EXERCISE -> Report how many lines in the material below contain the string "reaction". Give only the number.

STORED DATA ->

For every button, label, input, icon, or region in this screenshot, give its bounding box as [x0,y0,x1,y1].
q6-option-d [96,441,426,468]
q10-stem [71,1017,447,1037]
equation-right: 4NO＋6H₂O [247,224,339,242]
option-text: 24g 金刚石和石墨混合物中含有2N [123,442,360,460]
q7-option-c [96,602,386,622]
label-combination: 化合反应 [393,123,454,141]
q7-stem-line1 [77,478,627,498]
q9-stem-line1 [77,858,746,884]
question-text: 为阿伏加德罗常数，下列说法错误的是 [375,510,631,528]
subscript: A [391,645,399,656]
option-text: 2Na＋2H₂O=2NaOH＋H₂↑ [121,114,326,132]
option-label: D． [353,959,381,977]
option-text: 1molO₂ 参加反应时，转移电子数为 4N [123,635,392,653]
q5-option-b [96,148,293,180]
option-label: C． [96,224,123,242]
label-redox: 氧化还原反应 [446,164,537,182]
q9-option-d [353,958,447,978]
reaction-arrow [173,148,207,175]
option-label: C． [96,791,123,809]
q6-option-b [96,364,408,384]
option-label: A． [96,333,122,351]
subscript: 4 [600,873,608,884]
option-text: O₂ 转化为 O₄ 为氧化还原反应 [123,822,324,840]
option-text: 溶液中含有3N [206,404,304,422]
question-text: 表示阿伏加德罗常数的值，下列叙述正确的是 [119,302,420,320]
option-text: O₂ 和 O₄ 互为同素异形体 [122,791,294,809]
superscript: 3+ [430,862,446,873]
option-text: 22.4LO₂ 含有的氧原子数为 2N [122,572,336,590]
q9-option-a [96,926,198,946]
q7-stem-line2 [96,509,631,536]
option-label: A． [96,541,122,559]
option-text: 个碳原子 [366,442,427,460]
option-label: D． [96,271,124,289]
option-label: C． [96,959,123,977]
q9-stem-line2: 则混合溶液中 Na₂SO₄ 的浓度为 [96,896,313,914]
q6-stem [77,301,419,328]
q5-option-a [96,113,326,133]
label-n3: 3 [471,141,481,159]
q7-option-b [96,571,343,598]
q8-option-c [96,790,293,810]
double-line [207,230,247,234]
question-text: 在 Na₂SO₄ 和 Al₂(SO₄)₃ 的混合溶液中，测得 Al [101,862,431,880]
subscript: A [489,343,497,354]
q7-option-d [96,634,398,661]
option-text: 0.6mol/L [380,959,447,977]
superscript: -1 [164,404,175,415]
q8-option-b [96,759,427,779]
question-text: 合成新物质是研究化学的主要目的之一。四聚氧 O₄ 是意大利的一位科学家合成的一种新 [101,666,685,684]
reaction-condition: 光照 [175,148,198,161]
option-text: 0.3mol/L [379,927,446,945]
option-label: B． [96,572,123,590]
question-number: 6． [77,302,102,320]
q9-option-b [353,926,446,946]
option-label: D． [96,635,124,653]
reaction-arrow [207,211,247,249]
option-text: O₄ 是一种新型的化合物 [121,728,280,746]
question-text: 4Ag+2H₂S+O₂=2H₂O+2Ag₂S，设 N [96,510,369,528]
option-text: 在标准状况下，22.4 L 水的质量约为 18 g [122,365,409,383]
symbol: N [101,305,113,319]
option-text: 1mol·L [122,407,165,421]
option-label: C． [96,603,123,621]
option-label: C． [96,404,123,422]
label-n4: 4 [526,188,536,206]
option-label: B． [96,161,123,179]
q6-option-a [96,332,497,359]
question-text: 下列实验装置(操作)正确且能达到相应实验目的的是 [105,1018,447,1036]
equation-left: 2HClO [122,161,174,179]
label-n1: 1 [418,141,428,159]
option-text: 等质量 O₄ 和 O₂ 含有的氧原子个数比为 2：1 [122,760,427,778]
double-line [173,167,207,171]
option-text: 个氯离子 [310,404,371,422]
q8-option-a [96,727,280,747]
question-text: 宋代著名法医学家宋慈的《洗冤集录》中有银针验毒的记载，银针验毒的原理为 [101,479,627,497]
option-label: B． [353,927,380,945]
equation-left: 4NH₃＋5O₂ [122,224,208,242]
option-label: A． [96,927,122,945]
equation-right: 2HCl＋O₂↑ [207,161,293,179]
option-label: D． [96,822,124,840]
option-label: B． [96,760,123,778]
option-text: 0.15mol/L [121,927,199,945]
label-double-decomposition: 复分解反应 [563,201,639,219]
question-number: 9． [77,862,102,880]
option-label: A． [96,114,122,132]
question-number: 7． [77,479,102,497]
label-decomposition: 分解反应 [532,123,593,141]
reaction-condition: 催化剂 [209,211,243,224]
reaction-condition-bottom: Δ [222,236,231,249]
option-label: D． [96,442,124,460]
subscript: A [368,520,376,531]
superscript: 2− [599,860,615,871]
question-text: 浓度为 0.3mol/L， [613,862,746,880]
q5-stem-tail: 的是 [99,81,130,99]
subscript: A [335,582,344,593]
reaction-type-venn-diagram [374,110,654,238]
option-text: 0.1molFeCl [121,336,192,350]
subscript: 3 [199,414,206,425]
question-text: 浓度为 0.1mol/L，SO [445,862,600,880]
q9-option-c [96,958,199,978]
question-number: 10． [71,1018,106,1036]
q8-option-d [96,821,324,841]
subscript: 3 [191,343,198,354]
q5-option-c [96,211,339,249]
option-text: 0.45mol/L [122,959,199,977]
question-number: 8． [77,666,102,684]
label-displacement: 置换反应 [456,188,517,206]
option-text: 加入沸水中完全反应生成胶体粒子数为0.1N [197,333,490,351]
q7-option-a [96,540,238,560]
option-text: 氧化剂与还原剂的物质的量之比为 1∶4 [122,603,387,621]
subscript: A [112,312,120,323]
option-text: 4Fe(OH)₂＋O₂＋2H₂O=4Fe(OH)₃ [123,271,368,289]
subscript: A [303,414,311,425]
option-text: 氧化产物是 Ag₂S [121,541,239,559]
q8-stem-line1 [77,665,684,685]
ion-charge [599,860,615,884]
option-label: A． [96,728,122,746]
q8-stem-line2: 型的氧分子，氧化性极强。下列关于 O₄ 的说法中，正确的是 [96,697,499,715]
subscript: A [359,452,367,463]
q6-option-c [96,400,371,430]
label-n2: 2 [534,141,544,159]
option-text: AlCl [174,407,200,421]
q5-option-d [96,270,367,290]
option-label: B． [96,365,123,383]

FINISHED TASK -> 6